Material shown:
__________
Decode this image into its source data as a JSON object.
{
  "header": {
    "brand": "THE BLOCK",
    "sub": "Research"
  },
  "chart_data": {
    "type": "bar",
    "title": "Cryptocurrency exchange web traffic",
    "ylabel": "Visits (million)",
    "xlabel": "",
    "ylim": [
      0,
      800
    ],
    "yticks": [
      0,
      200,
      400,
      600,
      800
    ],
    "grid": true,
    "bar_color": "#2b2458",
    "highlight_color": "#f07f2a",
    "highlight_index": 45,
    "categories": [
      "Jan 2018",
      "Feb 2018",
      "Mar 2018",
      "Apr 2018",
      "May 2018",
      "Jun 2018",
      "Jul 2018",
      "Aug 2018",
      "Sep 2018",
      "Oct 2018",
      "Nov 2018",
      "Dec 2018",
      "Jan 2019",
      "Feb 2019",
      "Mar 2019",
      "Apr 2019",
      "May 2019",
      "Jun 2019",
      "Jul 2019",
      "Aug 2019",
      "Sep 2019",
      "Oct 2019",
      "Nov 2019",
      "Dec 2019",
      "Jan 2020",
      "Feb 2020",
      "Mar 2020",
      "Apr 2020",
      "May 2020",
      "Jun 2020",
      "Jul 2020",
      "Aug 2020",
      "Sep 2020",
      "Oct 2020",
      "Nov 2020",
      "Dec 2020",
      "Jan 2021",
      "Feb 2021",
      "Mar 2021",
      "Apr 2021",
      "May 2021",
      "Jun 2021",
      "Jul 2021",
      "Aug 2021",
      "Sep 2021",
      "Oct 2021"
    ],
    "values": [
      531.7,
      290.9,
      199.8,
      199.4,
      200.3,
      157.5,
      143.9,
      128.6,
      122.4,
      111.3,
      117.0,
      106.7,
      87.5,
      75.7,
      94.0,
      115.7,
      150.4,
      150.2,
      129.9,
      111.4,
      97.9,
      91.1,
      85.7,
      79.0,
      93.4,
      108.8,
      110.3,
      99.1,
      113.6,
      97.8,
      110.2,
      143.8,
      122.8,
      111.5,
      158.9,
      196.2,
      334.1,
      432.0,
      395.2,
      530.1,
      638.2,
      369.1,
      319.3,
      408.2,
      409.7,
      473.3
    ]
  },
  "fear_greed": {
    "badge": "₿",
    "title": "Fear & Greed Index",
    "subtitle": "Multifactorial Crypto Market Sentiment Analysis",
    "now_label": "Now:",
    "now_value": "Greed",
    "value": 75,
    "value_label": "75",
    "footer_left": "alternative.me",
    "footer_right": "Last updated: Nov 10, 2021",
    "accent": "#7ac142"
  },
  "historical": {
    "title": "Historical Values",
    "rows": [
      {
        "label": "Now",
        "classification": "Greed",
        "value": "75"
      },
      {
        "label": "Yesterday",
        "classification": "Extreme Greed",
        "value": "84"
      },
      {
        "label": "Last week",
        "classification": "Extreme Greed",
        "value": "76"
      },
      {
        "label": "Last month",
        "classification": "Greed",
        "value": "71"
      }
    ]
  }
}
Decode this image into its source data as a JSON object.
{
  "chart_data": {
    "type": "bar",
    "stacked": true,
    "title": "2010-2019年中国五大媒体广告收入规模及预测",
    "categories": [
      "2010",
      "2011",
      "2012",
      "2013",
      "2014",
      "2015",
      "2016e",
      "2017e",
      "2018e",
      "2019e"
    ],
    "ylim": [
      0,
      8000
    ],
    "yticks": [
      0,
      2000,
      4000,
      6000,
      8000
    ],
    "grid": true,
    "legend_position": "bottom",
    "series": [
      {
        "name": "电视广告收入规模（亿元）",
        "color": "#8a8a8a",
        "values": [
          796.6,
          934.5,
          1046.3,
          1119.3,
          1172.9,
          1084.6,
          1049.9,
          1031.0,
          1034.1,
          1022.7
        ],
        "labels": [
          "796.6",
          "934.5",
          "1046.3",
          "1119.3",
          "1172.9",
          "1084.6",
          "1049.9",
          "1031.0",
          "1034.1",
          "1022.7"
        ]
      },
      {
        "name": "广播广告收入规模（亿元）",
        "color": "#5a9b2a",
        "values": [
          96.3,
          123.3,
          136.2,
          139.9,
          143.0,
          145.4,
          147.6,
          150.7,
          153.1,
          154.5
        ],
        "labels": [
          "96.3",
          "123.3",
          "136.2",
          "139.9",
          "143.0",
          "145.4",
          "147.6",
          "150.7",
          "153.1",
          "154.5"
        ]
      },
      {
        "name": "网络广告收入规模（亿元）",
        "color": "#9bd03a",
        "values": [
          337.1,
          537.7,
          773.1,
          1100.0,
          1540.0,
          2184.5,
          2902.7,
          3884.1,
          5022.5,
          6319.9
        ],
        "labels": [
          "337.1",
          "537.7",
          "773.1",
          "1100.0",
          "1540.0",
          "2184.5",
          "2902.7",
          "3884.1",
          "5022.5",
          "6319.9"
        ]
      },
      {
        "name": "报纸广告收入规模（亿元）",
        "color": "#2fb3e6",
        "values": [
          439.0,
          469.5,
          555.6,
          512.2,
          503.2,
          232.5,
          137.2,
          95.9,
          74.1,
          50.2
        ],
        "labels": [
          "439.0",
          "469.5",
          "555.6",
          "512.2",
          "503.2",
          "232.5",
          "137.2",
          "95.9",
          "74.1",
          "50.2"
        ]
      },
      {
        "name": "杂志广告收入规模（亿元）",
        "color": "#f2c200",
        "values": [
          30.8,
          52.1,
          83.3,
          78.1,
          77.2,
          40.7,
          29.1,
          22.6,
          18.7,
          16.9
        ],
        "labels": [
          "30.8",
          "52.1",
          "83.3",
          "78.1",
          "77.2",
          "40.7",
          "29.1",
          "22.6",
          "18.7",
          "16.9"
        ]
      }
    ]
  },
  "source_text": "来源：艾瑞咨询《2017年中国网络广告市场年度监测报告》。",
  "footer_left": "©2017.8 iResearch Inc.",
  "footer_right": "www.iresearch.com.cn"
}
__________
Problem to work on: Give every line of the material again, exactly as it reads.

Output:
Decode this image into its source data as a JSON object.
{
  "header": {
    "brand": "THE BLOCK",
    "sub": "Research"
  },
  "chart_data": {
    "type": "bar",
    "title": "Cryptocurrency exchange web traffic",
    "ylabel": "Visits (million)",
    "xlabel": "",
    "ylim": [
      0,
      800
    ],
    "yticks": [
      0,
      200,
      400,
      600,
      800
    ],
    "grid": true,
    "bar_color": "#2b2458",
    "highlight_color": "#f07f2a",
    "highlight_index": 45,
    "categories": [
      "Jan 2018",
      "Feb 2018",
      "Mar 2018",
      "Apr 2018",
      "May 2018",
      "Jun 2018",
      "Jul 2018",
      "Aug 2018",
      "Sep 2018",
      "Oct 2018",
      "Nov 2018",
      "Dec 2018",
      "Jan 2019",
      "Feb 2019",
      "Mar 2019",
      "Apr 2019",
      "May 2019",
      "Jun 2019",
      "Jul 2019",
      "Aug 2019",
      "Sep 2019",
      "Oct 2019",
      "Nov 2019",
      "Dec 2019",
      "Jan 2020",
      "Feb 2020",
      "Mar 2020",
      "Apr 2020",
      "May 2020",
      "Jun 2020",
      "Jul 2020",
      "Aug 2020",
      "Sep 2020",
      "Oct 2020",
      "Nov 2020",
      "Dec 2020",
      "Jan 2021",
      "Feb 2021",
      "Mar 2021",
      "Apr 2021",
      "May 2021",
      "Jun 2021",
      "Jul 2021",
      "Aug 2021",
      "Sep 2021",
      "Oct 2021"
    ],
    "values": [
      531.7,
      290.9,
      199.8,
      199.4,
      200.3,
      157.5,
      143.9,
      128.6,
      122.4,
      111.3,
      117.0,
      106.7,
      87.5,
      75.7,
      94.0,
      115.7,
      150.4,
      150.2,
      129.9,
      111.4,
      97.9,
      91.1,
      85.7,
      79.0,
      93.4,
      108.8,
      110.3,
      99.1,
      113.6,
      97.8,
      110.2,
      143.8,
      122.8,
      111.5,
      158.9,
      196.2,
      334.1,
      432.0,
      395.2,
      530.1,
      638.2,
      369.1,
      319.3,
      408.2,
      409.7,
      473.3
    ]
  },
  "fear_greed": {
    "badge": "₿",
    "title": "Fear & Greed Index",
    "subtitle": "Multifactorial Crypto Market Sentiment Analysis",
    "now_label": "Now:",
    "now_value": "Greed",
    "value": 75,
    "value_label": "75",
    "footer_left": "alternative.me",
    "footer_right": "Last updated: Nov 10, 2021",
    "accent": "#7ac142"
  },
  "historical": {
    "title": "Historical Values",
    "rows": [
      {
        "label": "Now",
        "classification": "Greed",
        "value": "75"
      },
      {
        "label": "Yesterday",
        "classification": "Extreme Greed",
        "value": "84"
      },
      {
        "label": "Last week",
        "classification": "Extreme Greed",
        "value": "76"
      },
      {
        "label": "Last month",
        "classification": "Greed",
        "value": "71"
      }
    ]
  }
}
Decode this image into its source data as a JSON object.
{
  "chart_data": {
    "type": "bar",
    "stacked": true,
    "title": "2010-2019年中国五大媒体广告收入规模及预测",
    "categories": [
      "2010",
      "2011",
      "2012",
      "2013",
      "2014",
      "2015",
      "2016e",
      "2017e",
      "2018e",
      "2019e"
    ],
    "ylim": [
      0,
      8000
    ],
    "yticks": [
      0,
      2000,
      4000,
      6000,
      8000
    ],
    "grid": true,
    "legend_position": "bottom",
    "series": [
      {
        "name": "电视广告收入规模（亿元）",
        "color": "#8a8a8a",
        "values": [
          796.6,
          934.5,
          1046.3,
          1119.3,
          1172.9,
          1084.6,
          1049.9,
          1031.0,
          1034.1,
          1022.7
        ],
        "labels": [
          "796.6",
          "934.5",
          "1046.3",
          "1119.3",
          "1172.9",
          "1084.6",
          "1049.9",
          "1031.0",
          "1034.1",
          "1022.7"
        ]
      },
      {
        "name": "广播广告收入规模（亿元）",
        "color": "#5a9b2a",
        "values": [
          96.3,
          123.3,
          136.2,
          139.9,
          143.0,
          145.4,
          147.6,
          150.7,
          153.1,
          154.5
        ],
        "labels": [
          "96.3",
          "123.3",
          "136.2",
          "139.9",
          "143.0",
          "145.4",
          "147.6",
          "150.7",
          "153.1",
          "154.5"
        ]
      },
      {
        "name": "网络广告收入规模（亿元）",
        "color": "#9bd03a",
        "values": [
          337.1,
          537.7,
          773.1,
          1100.0,
          1540.0,
          2184.5,
          2902.7,
          3884.1,
          5022.5,
          6319.9
        ],
        "labels": [
          "337.1",
          "537.7",
          "773.1",
          "1100.0",
          "1540.0",
          "2184.5",
          "2902.7",
          "3884.1",
          "5022.5",
          "6319.9"
        ]
      },
      {
        "name": "报纸广告收入规模（亿元）",
        "color": "#2fb3e6",
        "values": [
          439.0,
          469.5,
          555.6,
          512.2,
          503.2,
          232.5,
          137.2,
          95.9,
          74.1,
          50.2
        ],
        "labels": [
          "439.0",
          "469.5",
          "555.6",
          "512.2",
          "503.2",
          "232.5",
          "137.2",
          "95.9",
          "74.1",
          "50.2"
        ]
      },
      {
        "name": "杂志广告收入规模（亿元）",
        "color": "#f2c200",
        "values": [
          30.8,
          52.1,
          83.3,
          78.1,
          77.2,
          40.7,
          29.1,
          22.6,
          18.7,
          16.9
        ],
        "labels": [
          "30.8",
          "52.1",
          "83.3",
          "78.1",
          "77.2",
          "40.7",
          "29.1",
          "22.6",
          "18.7",
          "16.9"
        ]
      }
    ]
  },
  "source_text": "来源：艾瑞咨询《2017年中国网络广告市场年度监测报告》。",
  "footer_left": "©2017.8 iResearch Inc.",
  "footer_right": "www.iresearch.com.cn"
}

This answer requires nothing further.